>> begin ENTRIES SUPPLIED
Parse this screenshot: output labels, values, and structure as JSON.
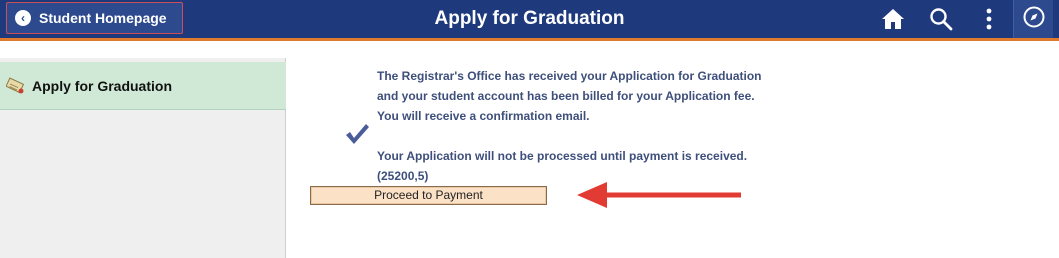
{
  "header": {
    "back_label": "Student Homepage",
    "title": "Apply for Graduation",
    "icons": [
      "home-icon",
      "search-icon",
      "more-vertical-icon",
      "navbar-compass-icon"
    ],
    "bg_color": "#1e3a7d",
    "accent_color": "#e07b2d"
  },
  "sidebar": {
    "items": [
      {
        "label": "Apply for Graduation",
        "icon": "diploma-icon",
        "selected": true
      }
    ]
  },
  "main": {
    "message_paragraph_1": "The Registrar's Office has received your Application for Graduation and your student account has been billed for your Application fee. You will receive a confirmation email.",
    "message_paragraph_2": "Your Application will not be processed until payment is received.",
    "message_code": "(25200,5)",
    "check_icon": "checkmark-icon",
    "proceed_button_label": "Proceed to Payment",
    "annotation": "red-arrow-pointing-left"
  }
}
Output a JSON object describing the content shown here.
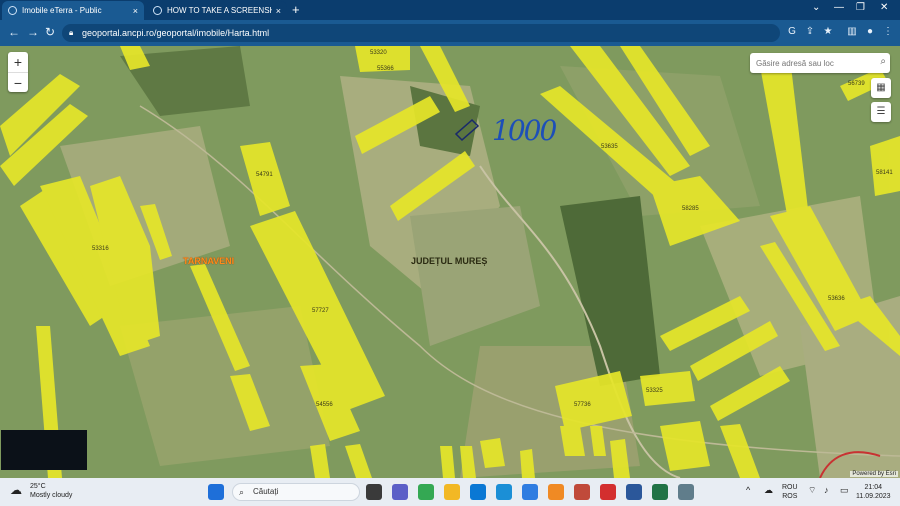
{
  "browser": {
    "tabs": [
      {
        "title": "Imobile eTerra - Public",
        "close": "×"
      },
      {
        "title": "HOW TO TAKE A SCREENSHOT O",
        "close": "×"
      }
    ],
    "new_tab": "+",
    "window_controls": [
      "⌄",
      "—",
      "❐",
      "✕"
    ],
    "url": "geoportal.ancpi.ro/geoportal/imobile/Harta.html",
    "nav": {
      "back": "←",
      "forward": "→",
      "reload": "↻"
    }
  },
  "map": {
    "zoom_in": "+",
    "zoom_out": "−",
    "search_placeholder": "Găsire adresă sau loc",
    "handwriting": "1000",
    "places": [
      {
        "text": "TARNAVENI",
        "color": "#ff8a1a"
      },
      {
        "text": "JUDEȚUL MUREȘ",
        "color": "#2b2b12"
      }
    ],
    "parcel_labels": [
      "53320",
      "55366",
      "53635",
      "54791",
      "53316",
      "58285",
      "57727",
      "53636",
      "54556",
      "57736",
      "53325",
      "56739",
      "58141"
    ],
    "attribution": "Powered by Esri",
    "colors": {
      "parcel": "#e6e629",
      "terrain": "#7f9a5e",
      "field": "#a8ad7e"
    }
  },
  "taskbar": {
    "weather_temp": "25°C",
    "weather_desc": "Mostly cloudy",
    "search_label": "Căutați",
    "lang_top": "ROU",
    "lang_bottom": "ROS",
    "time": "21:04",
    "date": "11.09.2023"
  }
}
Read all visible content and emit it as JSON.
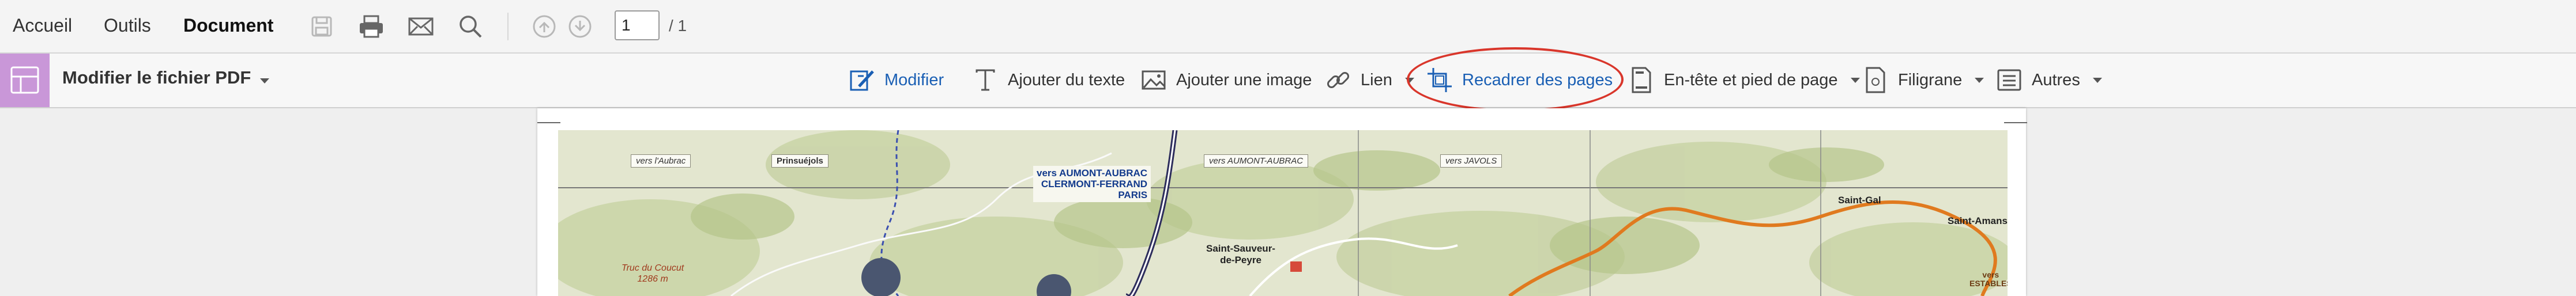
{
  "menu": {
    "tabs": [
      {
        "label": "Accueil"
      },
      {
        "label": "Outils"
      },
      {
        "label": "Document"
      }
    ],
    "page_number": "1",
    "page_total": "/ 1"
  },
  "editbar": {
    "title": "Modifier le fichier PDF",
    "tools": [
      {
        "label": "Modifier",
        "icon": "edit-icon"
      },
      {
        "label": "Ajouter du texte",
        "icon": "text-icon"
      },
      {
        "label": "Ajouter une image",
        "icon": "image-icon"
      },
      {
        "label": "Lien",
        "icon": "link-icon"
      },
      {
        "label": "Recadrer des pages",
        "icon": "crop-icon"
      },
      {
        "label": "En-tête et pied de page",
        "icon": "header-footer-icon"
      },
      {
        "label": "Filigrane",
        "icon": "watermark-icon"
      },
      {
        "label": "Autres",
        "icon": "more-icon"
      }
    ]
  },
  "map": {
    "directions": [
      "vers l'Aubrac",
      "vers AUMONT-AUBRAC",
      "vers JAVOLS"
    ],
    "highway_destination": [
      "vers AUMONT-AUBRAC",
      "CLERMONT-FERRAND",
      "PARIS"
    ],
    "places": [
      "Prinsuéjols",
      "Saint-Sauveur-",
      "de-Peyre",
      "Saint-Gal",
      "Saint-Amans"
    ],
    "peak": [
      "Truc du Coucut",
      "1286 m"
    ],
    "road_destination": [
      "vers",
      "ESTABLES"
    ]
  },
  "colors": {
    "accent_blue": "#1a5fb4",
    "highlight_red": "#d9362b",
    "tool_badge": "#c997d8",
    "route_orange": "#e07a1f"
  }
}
>> end ENTRIES SUPPLIED
>> begin ENTRIES SUPPLIED
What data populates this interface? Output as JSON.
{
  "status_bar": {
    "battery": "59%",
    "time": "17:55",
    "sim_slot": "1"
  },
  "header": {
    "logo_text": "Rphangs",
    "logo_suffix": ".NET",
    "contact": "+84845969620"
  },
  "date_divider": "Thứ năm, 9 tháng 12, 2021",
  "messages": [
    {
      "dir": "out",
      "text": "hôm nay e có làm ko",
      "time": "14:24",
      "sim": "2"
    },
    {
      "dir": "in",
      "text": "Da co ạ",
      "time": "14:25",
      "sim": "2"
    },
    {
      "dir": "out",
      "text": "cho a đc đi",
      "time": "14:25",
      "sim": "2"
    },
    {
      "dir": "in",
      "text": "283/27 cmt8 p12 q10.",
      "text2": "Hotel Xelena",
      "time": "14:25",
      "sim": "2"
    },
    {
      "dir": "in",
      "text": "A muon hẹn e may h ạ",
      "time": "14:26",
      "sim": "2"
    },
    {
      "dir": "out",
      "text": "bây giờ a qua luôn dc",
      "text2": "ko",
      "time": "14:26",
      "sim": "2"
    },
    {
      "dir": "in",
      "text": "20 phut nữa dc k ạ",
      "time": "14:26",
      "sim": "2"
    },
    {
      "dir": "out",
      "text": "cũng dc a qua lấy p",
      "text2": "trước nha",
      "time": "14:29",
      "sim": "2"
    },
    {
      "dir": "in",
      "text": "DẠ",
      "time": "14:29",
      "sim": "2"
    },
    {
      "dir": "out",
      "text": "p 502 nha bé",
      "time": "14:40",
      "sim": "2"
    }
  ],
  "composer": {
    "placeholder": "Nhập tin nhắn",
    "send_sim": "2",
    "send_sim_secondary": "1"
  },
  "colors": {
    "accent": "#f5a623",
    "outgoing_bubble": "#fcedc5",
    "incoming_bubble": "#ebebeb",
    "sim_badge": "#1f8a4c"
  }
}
>> end ENTRIES SUPPLIED
From the entries above, copy each line holding "title".

    "title": "Apply for Graduation",
        "title": "Imobile eTerra - Public",
        "title": "HOW TO TAKE A SCREENSHOT O",
    "title": "Modifier le fichier PDF",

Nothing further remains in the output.